--- DESCRIPTION OF THE TASK ---
Scan the material that follows. Copy every line containing the word "напряжения".
****************
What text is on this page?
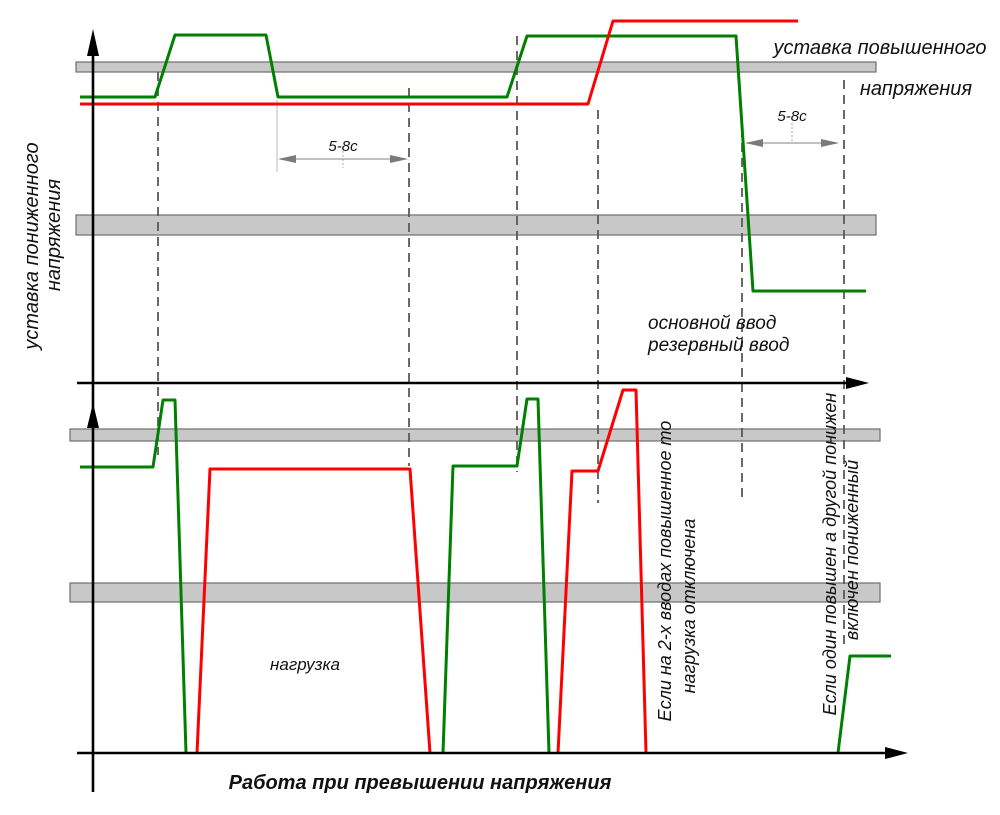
5-8с
5-8с
уставка повышенного
напряжения
уставка пониженного напряжения
основной ввод
резервный ввод
нагрузка	Если на 2-х вводах повышенное то нагрузка отключена	Если один повышен а другой понижен включен пониженный
Работа при превышении напряжения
****************
--- IN RESPONSE ---
напряжения
уставка пониженного напряжения
Работа при превышении напряжения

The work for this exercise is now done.